| Ketentuan Latihan |
A) Apakah setiap pernyataan berikut sesuai dengan teks tentang taman bermain? Jawab ya atau tidak, lalu kutip kata-kata teks yang menentukannya. (i) Penulis belum pernah mengajak Nadaa ke taman bermain karena tidak punya waktu. (ii) Perosotan di lapangan Syech Yusuf terbuat dari beton. (iii) Taman yang diceritakan Daeng Taqdir berada di Hertasning.
B) Menurut teks tentang taman bermain, kapan terakhir kali penulis berkunjung ke lapangan Syech Yusuf?
C) Salin dengan tepat bagian teks tentang taman bermain yang dibuka dengan kata-kata "Random Post" dan ditutup dengan "yang tak terawat.".

Random Post

Rindu Taman Bermain

Nadaa dan Hilmy di taman bermain Fak.Peternakan UNDIP

Suatu hari, saya sempat blogwalking ke blog seorang teman. Isi postingannya berjudul “Buya Ayunannya Mana ? ” Ceritanya tentang keprihatinan beliau terhadap kondisi sebuah taman bermain dekat rumah yang sama sekali tidak layak untuk digunakan. Perosotan yang berlubang, ayunan yang isinya tinggal tiang dan mistar saja serta taman yang tak terawat.

Keprihatinan Taqdir (kadang disapa Daeng Taqdir) adalah keprihatinan saya juga. Selama Nadaa lahir dan sekarang sudah kelas 1 SD rasanya saya belum pernah sekalipun mengajak dia ke taman bermain. Bukan karena tidak ada waktu, tapi lebih karena memang tidak ada taman bermain yang bisa dikunjungi.

Kondisi taman bermain yang diceritakan Daeng Taqdir di atas adalah kondisi umum yang terjadi pada hampir semua taman bermain di kota Makassar. Saya tidak tahu tepatnya ada berapa taman bermain di kota Makassar, yang saya tahu sebagian besar memang berada dalam kondisi memprihatinkan, tidak terurus dan kumuh. Contoh paling dekat ya taman di Hertasning yang diceritakan Daeng Taqdir.

Di Sungguminasa, tepatnya di lapangan Syech Yusuf ada taman bermain juga, lengkap dengan perosotan, jungkat-jungkit dan ayunan. Tapi itu dulu, entah sejak kapan semua itu jadi tidak berfungsi lagi. Ayunan yang berdiri tanpa tali, jungkat -jungkit yang kehilangan papannya dan perosotan yang kotornya minta ampun meski tidak berlubang karena terbuat dari beton. Sementara itu rumput liar juga tumbuh dengan bebasnya, bahkan ada yang sampai setinggi lutut orang dewasa. Itu kondisi terakhir ketika saya berkunjung ke sana saat sholat Idul Fitri tahun lalu.

| Data |
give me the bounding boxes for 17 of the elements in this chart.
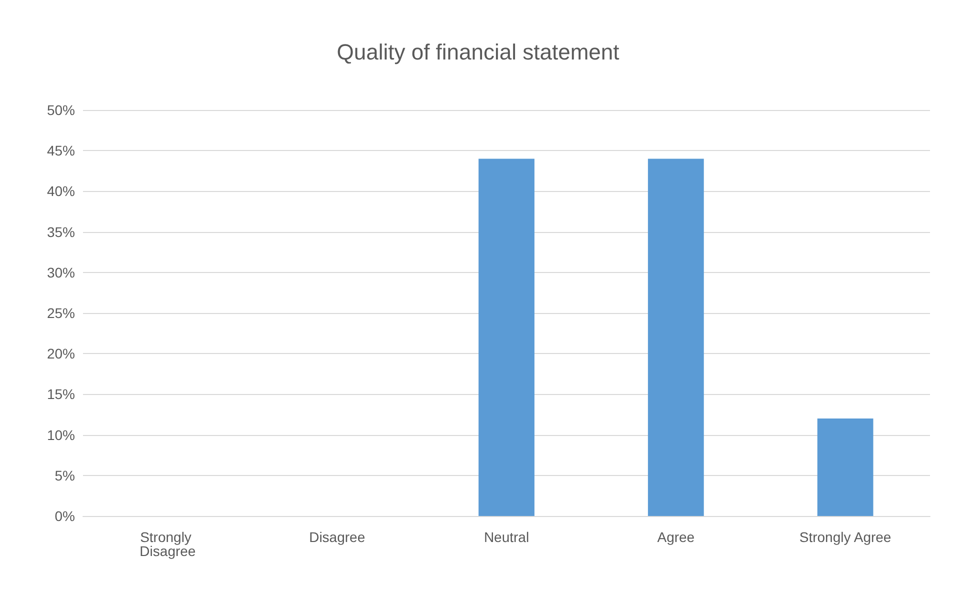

| Jawaban Berurutan |
A)
(i) Tidak: "Bukan karena tidak ada waktu, tapi lebih karena memang tidak ada taman bermain yang bisa dikunjungi."
(ii) Ya: "perosotan yang kotornya minta ampun meski tidak berlubang karena terbuat dari beton"
(iii) Ya: "Contoh paling dekat ya taman di Hertasning yang diceritakan Daeng Taqdir."

B) Saat sholat Idul Fitri tahun lalu.

C)
Random Post

Rindu Taman Bermain

Nadaa dan Hilmy di taman bermain Fak.Peternakan UNDIP

Suatu hari, saya sempat blogwalking ke blog seorang teman. Isi postingannya berjudul “Buya Ayunannya Mana ? ” Ceritanya tentang keprihatinan beliau terhadap kondisi sebuah taman bermain dekat rumah yang sama sekali tidak layak untuk digunakan. Perosotan yang berlubang, ayunan yang isinya tinggal tiang dan mistar saja serta taman yang tak terawat.